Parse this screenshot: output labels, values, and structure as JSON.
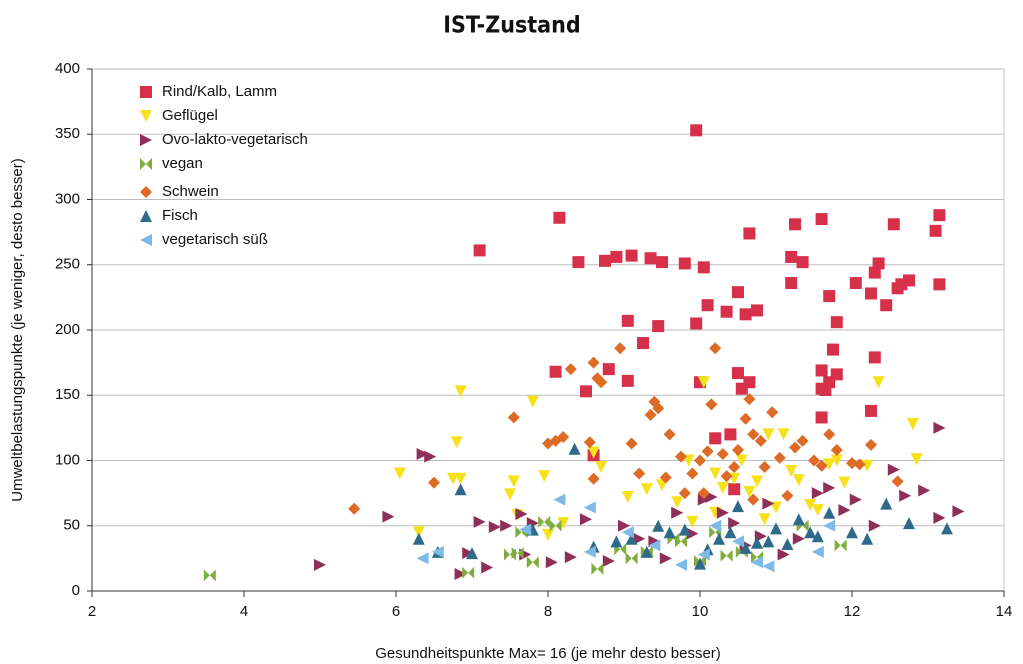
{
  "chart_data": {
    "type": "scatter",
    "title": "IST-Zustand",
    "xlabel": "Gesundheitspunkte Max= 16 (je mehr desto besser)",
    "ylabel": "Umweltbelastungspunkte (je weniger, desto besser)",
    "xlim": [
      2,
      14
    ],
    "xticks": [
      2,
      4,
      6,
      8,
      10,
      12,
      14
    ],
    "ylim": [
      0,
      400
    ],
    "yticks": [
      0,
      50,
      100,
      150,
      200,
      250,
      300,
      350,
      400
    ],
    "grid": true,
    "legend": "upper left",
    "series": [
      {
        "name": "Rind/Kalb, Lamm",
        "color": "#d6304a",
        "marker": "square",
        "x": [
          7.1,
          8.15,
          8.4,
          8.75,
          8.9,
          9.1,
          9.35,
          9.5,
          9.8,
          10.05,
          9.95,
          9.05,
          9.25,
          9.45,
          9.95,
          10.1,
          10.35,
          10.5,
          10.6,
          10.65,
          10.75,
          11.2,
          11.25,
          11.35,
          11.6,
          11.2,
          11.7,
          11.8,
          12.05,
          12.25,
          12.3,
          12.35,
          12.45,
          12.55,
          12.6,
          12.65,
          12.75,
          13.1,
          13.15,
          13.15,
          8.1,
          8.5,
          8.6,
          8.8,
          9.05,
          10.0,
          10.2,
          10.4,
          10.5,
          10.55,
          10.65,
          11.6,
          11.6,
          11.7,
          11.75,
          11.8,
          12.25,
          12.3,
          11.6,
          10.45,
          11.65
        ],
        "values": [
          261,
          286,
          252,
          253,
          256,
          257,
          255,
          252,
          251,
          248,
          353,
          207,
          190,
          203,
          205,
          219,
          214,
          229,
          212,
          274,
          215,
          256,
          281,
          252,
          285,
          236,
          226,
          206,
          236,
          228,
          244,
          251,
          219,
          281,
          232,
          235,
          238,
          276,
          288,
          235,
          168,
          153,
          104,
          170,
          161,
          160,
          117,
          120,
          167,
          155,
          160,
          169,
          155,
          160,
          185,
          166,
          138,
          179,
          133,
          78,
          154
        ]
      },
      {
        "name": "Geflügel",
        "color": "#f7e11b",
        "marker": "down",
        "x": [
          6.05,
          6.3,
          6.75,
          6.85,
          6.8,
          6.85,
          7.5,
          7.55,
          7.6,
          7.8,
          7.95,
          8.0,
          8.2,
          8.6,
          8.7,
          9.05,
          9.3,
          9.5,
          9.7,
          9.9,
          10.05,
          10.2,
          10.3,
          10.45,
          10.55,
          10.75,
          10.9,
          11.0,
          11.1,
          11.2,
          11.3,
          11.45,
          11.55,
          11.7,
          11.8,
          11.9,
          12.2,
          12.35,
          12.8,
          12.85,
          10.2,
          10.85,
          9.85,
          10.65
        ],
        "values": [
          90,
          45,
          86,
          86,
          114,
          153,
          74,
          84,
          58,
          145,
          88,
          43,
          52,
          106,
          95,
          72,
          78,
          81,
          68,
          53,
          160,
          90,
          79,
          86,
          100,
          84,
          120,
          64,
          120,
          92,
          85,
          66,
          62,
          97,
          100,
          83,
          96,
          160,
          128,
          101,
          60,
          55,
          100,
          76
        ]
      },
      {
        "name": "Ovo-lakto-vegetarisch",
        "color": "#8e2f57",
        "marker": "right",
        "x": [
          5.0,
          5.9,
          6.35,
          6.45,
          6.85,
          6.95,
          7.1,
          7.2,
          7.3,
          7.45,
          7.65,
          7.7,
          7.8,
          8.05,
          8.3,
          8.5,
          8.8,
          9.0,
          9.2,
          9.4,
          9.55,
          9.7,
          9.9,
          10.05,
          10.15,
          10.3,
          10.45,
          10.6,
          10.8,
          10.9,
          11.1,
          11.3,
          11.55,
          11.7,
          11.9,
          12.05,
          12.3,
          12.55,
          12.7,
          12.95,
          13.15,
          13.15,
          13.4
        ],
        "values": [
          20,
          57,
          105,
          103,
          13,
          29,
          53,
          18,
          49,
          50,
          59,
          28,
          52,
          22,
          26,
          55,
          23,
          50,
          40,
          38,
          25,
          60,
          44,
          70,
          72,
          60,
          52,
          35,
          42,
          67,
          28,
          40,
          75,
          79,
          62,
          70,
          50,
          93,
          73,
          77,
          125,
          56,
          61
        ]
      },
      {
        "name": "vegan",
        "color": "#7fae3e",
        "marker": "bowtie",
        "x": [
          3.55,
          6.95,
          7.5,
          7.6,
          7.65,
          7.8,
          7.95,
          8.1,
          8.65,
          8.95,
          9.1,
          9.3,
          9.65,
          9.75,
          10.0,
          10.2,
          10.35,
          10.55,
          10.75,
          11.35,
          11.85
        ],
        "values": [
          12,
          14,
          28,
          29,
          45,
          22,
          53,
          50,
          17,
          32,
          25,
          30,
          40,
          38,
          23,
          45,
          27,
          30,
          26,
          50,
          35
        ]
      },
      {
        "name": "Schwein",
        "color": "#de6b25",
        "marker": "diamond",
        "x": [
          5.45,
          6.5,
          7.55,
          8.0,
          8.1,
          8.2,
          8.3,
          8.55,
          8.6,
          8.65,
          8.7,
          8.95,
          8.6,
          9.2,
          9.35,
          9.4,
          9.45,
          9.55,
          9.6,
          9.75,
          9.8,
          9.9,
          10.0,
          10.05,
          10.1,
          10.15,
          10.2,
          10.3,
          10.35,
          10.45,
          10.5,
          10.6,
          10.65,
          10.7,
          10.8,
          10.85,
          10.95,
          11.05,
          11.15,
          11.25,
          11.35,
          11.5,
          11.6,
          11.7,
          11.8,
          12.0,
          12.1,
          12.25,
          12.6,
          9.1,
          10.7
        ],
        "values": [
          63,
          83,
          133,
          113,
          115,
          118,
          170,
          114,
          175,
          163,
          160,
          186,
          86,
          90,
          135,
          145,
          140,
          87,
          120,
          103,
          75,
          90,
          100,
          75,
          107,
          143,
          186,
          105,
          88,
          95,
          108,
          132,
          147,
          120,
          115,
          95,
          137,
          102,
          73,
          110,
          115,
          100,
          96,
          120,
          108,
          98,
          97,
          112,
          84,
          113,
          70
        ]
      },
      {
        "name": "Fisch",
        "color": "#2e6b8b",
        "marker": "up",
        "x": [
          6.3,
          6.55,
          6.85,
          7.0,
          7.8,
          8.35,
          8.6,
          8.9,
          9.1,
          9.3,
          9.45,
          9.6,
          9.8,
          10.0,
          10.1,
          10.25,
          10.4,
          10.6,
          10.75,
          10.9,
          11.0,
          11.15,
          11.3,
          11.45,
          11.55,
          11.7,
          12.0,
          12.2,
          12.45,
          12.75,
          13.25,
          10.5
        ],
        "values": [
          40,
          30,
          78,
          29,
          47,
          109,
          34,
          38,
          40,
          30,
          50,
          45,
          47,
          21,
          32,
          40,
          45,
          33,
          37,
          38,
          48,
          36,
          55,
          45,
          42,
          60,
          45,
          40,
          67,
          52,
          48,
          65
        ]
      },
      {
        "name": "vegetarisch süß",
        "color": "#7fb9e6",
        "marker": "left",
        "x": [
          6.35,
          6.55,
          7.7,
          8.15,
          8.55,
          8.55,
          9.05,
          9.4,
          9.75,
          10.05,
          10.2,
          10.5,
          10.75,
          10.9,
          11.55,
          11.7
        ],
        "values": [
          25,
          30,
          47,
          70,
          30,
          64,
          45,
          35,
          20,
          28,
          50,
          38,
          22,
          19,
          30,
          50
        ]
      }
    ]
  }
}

════════════════

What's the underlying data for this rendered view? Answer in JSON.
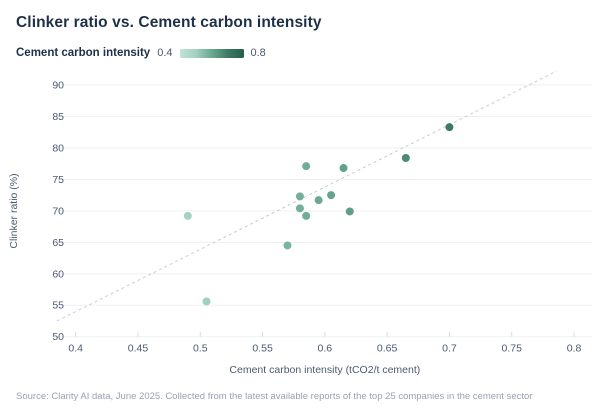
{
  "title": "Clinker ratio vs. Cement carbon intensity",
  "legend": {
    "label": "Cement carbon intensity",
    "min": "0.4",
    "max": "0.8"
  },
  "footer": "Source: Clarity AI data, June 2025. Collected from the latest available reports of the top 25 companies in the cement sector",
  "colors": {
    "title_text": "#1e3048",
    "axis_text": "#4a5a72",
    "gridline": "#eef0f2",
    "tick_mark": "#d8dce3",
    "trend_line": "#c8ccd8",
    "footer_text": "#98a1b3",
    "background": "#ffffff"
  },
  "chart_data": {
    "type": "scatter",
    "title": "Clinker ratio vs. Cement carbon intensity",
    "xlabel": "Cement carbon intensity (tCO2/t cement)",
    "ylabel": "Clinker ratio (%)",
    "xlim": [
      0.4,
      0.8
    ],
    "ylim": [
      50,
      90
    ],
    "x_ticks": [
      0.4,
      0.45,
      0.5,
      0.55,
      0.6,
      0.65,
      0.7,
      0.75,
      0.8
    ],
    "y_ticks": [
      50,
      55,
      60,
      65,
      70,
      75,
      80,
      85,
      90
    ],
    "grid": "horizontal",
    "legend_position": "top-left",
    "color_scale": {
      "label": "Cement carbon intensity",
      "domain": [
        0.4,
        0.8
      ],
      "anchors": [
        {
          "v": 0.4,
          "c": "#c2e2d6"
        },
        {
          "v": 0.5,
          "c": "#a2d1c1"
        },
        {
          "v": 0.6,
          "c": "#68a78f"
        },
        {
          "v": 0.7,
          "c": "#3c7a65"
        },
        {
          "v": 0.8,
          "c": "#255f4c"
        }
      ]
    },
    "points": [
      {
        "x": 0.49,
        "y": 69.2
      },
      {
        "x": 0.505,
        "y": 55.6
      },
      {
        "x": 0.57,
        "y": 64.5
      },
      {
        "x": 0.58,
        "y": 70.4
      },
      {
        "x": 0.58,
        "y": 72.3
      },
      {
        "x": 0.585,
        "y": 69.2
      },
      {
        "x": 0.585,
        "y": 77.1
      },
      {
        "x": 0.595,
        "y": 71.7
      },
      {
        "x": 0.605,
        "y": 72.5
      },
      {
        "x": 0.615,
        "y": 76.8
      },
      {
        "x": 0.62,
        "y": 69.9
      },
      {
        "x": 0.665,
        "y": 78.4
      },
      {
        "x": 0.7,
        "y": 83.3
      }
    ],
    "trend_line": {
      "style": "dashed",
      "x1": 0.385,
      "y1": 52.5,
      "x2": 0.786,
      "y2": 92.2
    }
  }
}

════════════════

» The exercise: Identify each line holding the string "Clinker", and copy it out.

» Task solution:
  "title": "Clinker ratio vs. Cement carbon intensity",
    "title": "Clinker ratio vs. Cement carbon intensity",
    "ylabel": "Clinker ratio (%)",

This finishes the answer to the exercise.